- [Given problem]: Copy all lines below containing "count".

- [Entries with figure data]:
## Begin
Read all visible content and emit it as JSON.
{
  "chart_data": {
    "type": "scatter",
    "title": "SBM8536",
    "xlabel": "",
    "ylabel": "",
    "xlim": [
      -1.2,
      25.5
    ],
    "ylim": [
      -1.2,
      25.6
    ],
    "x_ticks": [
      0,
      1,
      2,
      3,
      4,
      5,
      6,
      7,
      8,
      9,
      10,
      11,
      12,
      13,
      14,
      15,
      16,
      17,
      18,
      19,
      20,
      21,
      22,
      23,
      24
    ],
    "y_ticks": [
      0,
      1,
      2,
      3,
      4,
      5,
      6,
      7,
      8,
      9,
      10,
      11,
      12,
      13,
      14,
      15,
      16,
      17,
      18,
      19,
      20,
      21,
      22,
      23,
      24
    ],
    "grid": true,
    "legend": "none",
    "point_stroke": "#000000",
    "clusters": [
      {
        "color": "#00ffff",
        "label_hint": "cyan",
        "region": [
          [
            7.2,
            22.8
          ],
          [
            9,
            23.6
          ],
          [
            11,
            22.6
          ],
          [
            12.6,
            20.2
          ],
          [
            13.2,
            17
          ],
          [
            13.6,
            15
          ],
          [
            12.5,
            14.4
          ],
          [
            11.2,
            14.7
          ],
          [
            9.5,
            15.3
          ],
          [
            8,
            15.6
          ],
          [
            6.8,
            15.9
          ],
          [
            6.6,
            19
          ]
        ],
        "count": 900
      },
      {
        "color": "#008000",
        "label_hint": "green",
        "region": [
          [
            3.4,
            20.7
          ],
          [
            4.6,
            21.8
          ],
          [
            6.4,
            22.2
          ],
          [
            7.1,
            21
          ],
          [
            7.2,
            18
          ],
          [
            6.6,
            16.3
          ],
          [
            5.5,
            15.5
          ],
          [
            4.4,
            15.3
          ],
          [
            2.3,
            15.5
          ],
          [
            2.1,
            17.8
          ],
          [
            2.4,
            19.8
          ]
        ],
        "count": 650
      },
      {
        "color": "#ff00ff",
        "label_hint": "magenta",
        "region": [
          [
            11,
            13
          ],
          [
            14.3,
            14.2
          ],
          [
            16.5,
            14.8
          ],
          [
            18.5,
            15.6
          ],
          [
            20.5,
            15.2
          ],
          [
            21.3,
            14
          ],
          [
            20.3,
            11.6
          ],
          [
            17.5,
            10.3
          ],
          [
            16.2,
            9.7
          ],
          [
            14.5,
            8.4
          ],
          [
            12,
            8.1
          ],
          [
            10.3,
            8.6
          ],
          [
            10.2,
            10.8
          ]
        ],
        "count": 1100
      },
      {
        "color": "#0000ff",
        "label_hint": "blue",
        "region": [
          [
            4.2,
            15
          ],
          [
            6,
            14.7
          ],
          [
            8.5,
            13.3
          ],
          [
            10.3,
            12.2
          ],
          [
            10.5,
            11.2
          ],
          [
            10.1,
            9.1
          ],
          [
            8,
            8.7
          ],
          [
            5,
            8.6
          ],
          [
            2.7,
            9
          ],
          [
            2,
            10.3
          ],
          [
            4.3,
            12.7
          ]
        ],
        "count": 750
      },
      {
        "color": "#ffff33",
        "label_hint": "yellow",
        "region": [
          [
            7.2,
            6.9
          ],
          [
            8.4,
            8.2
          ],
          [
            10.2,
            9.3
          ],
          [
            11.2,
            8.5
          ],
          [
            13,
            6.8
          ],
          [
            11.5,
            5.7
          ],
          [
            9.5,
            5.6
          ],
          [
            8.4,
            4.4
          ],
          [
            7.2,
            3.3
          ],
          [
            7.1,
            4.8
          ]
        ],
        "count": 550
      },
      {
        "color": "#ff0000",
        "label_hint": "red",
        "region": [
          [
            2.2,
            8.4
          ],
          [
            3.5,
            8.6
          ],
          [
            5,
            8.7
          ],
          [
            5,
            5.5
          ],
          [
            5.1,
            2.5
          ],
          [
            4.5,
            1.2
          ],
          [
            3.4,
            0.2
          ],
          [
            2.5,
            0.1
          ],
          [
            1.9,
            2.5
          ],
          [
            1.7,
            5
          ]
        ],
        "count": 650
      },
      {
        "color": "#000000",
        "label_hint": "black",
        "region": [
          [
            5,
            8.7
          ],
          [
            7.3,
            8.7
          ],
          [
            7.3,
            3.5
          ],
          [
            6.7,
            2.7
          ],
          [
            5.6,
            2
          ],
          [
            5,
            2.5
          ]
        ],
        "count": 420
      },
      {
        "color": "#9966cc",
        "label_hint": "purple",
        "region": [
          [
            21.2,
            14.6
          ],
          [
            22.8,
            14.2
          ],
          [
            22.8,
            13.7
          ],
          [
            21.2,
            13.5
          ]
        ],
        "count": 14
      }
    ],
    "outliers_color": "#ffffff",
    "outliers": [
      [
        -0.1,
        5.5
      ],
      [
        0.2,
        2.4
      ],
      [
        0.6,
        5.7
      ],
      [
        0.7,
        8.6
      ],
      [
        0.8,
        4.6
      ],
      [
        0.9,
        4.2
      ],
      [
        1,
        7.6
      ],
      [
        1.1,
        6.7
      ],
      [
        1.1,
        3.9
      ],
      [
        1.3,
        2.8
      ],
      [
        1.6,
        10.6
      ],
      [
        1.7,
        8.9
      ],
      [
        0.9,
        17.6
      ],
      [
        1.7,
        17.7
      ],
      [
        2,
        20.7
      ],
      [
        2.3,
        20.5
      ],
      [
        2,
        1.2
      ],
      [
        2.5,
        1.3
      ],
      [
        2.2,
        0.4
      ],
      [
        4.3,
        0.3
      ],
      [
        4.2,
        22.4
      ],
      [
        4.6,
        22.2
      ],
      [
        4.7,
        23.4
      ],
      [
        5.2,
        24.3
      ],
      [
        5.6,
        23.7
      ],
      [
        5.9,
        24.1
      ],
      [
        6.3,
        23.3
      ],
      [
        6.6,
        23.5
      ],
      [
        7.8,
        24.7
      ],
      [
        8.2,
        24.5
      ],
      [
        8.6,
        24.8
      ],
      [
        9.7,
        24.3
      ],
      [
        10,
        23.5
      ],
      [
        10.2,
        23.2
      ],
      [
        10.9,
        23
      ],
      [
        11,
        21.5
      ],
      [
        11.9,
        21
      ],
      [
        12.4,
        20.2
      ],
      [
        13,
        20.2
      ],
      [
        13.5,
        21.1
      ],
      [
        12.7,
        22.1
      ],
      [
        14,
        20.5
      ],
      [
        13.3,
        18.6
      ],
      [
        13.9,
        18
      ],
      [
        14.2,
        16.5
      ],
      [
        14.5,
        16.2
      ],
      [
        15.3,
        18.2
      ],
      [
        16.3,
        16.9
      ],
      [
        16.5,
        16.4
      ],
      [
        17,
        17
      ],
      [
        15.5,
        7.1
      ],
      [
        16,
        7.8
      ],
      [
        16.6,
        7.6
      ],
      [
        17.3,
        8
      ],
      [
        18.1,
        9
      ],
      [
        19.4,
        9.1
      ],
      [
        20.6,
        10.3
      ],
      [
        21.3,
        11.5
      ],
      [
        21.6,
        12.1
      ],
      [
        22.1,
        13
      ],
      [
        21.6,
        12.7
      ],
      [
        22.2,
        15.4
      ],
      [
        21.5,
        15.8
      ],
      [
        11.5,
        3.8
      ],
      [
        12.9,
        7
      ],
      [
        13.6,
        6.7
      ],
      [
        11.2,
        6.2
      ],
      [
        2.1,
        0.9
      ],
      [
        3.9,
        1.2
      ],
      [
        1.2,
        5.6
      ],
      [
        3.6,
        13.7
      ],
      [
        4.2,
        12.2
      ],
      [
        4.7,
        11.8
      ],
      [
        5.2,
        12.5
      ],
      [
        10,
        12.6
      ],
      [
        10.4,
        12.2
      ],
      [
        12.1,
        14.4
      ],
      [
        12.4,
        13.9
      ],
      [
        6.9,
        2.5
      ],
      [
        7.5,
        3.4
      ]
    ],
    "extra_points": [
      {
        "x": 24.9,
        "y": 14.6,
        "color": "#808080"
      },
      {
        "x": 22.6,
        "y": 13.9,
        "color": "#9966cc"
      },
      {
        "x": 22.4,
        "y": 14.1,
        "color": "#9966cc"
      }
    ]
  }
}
## End
- [Right answer]:
        "count": 900
        "count": 650
        "count": 1100
        "count": 750
        "count": 550
        "count": 650
        "count": 420
        "count": 14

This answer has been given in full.